(THE TASK)
Find every line in the records below that contains the word "emoji", and copy each such line.

[A block of data]
▼▼▼

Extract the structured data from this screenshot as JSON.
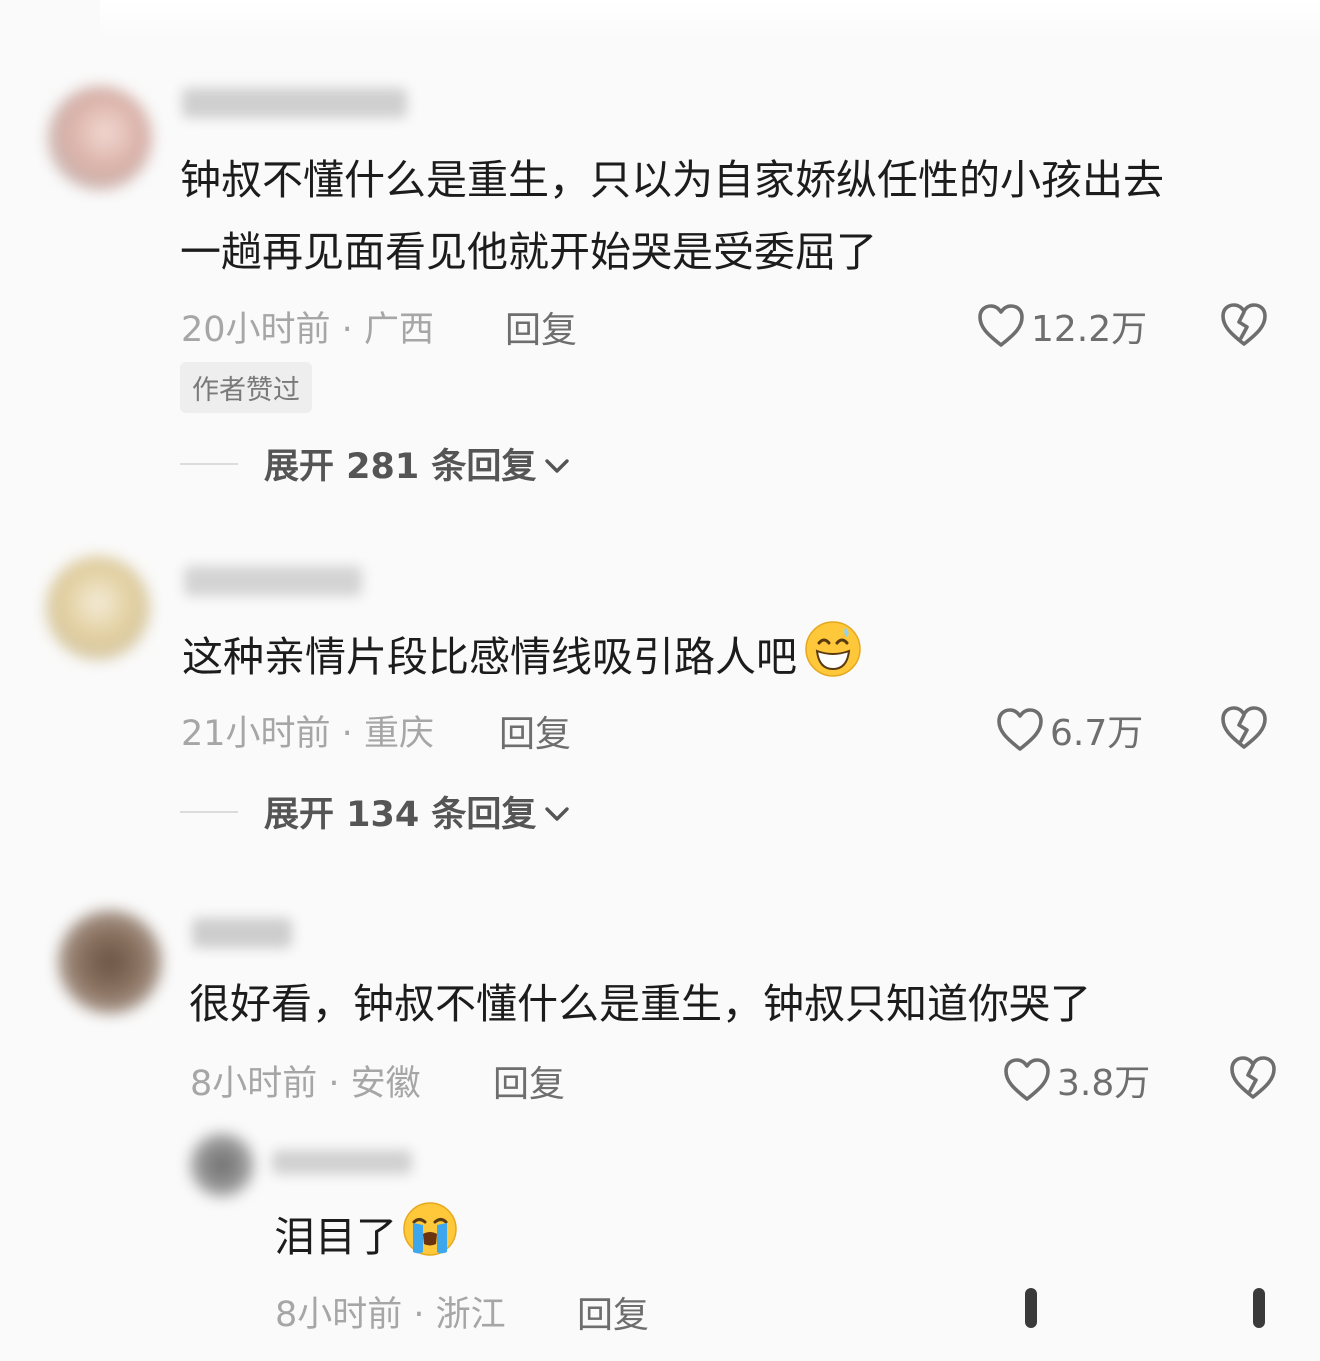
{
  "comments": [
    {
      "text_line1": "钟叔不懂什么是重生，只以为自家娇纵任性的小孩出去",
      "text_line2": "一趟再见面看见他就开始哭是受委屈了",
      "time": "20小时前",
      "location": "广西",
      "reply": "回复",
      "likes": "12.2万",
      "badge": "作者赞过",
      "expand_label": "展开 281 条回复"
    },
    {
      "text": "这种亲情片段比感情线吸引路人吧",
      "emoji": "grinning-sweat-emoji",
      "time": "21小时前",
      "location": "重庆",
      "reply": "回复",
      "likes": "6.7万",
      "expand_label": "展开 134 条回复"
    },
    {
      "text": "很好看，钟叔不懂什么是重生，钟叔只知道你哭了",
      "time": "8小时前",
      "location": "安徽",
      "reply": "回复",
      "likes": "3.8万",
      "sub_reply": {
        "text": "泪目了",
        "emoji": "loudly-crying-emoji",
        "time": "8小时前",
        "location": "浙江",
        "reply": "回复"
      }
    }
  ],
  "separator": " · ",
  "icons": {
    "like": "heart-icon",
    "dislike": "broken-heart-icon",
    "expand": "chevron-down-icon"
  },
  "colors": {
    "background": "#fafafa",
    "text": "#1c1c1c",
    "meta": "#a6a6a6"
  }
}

▲▲▲

(ANSWER FOR THIS EXERCISE)
      "emoji": "grinning-sweat-emoji",
        "emoji": "loudly-crying-emoji",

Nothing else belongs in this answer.